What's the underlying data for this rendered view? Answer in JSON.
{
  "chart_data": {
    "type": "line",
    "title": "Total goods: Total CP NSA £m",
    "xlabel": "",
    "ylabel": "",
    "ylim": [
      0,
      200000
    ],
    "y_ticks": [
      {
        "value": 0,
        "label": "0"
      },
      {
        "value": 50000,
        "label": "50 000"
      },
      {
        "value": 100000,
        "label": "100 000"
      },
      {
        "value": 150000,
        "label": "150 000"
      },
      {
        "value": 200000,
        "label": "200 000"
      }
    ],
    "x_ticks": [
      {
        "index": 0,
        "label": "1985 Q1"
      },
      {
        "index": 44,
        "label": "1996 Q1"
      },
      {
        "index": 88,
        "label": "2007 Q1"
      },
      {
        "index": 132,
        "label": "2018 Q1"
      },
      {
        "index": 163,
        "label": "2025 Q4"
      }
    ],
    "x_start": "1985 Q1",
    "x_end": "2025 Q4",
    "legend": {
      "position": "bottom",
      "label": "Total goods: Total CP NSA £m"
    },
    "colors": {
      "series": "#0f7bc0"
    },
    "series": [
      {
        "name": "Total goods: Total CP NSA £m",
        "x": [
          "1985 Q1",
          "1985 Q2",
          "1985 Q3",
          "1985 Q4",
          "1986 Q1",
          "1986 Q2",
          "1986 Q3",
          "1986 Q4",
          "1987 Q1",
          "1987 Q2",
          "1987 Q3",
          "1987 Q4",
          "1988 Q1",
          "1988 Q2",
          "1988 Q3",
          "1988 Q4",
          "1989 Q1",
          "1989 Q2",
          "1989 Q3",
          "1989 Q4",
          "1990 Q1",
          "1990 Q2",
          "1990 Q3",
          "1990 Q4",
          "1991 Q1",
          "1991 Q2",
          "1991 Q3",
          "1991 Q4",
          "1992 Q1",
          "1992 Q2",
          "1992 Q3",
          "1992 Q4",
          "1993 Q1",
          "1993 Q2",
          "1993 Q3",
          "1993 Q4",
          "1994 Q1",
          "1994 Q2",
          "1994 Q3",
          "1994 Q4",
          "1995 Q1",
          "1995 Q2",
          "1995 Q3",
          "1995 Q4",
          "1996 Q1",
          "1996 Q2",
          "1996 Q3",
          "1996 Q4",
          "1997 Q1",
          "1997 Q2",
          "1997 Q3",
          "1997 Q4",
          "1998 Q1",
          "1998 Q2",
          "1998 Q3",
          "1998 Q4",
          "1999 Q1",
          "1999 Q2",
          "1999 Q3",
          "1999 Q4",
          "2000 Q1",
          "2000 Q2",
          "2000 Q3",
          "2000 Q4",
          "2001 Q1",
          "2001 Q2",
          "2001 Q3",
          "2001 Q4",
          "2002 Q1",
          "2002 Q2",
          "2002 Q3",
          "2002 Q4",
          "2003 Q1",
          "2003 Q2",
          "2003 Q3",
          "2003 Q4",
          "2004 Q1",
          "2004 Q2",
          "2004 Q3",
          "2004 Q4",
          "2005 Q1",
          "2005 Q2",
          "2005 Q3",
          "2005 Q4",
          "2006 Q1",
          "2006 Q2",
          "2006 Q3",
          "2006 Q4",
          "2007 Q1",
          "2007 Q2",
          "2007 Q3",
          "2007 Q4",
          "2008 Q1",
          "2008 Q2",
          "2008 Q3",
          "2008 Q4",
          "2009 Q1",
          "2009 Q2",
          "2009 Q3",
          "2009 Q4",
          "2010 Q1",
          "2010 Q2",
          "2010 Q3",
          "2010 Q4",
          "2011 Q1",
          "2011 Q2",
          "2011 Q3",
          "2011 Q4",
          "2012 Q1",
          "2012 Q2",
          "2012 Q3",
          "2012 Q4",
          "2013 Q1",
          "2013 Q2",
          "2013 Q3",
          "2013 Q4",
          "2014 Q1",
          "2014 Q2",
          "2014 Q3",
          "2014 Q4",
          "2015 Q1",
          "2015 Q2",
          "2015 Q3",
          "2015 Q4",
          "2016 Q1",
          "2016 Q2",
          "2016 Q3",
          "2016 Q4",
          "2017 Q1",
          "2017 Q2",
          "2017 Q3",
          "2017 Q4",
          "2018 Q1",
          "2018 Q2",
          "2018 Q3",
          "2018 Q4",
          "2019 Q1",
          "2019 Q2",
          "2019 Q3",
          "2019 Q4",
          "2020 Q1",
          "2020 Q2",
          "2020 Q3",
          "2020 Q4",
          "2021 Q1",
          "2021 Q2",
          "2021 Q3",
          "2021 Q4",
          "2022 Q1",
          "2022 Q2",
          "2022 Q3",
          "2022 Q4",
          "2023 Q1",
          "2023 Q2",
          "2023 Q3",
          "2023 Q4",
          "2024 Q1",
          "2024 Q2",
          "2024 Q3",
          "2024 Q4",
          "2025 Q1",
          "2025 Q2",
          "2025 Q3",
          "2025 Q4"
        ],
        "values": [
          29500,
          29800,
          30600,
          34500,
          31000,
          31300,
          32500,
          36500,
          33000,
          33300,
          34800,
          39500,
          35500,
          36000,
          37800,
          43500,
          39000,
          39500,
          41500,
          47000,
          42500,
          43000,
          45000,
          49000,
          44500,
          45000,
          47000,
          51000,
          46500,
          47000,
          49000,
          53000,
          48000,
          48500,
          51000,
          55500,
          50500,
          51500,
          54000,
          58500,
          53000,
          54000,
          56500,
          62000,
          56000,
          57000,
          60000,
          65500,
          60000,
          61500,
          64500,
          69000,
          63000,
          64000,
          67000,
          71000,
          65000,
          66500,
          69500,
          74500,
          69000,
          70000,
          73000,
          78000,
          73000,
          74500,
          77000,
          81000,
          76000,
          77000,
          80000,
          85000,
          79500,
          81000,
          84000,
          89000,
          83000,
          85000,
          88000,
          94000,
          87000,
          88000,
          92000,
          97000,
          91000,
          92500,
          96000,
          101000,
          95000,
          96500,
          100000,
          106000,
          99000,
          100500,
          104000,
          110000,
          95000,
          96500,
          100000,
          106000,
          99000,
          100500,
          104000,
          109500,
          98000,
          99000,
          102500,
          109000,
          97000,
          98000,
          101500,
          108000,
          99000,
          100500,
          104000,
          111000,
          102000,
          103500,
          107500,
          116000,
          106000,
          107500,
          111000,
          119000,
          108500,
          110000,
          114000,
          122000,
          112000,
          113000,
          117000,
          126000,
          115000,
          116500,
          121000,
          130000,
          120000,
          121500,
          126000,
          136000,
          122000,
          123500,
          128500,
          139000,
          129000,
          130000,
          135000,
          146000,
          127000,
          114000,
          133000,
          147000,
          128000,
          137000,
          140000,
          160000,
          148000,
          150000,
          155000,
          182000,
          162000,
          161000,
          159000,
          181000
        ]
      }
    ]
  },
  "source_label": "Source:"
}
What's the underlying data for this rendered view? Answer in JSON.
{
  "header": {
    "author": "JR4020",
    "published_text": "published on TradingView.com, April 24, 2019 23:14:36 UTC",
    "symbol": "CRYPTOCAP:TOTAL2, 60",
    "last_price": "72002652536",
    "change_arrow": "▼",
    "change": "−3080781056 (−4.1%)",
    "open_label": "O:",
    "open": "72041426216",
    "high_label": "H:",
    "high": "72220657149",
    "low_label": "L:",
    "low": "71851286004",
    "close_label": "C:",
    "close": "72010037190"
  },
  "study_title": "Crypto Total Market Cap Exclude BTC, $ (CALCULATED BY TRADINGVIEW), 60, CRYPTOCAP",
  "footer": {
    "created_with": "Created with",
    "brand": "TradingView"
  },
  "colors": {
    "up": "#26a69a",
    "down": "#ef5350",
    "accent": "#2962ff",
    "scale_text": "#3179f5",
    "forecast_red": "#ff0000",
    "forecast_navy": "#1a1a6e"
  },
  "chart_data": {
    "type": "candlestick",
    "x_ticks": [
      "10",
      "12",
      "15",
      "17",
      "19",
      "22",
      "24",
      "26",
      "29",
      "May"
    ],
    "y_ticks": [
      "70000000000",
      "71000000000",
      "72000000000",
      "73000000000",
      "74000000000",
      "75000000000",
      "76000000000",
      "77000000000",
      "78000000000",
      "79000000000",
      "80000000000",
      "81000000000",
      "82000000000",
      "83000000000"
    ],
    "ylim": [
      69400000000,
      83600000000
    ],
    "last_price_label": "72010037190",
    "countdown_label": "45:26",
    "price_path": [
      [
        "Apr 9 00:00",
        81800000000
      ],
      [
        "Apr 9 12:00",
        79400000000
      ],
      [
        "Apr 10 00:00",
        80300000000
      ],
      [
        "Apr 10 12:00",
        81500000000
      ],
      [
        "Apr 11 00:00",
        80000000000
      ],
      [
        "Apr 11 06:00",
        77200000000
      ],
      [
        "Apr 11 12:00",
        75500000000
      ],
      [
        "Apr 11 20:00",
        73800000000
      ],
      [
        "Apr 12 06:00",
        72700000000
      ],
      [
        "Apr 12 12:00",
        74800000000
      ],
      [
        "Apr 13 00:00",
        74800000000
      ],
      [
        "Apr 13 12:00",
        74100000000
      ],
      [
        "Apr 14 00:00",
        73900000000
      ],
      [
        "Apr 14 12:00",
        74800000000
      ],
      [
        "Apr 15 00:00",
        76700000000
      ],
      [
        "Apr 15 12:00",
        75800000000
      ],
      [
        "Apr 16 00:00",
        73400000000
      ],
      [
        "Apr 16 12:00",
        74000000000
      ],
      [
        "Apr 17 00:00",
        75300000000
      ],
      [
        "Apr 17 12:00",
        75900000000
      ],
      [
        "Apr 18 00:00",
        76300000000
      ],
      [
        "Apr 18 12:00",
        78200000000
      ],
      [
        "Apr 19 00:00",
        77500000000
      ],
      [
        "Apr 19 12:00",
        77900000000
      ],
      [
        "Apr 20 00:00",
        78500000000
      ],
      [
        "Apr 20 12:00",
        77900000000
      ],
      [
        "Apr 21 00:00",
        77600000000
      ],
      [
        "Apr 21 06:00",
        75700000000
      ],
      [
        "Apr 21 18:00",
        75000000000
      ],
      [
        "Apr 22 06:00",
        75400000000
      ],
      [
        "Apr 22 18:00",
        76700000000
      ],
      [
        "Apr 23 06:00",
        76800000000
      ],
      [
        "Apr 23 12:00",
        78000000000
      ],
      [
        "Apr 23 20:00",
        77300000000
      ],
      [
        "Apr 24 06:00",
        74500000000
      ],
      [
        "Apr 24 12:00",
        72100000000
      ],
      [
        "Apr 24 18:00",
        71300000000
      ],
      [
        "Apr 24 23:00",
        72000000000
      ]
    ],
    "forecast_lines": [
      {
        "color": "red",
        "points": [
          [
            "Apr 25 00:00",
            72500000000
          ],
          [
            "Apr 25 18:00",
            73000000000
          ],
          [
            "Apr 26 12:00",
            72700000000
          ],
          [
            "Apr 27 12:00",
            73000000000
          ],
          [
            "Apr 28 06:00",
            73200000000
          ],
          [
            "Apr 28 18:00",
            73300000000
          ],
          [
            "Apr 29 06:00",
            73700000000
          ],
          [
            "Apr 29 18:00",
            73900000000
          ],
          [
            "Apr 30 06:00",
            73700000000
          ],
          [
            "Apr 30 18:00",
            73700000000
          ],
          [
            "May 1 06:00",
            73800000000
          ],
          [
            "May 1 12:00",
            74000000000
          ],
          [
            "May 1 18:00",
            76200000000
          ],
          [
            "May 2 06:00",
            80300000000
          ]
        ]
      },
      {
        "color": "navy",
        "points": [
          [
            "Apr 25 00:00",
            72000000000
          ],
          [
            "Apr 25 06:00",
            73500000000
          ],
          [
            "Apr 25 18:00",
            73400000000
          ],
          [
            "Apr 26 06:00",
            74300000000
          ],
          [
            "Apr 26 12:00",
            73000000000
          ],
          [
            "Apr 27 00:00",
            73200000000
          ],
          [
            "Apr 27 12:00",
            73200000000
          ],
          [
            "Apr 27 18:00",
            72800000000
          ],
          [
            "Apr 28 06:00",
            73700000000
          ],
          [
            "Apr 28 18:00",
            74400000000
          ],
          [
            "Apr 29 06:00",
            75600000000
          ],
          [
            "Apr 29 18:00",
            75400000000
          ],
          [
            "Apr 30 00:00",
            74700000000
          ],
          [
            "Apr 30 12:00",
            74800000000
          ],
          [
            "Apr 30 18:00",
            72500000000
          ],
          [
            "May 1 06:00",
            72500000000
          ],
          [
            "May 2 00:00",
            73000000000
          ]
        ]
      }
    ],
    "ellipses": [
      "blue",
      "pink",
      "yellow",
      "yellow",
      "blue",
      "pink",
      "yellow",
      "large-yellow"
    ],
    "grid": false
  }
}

=====

> **Written task**
For each line in the data above that contains the string "CRYPTOCAP", extract the line.

> **Response below**
    "symbol": "CRYPTOCAP:TOTAL2, 60",
  "study_title": "Crypto Total Market Cap Exclude BTC, $ (CALCULATED BY TRADINGVIEW), 60, CRYPTOCAP",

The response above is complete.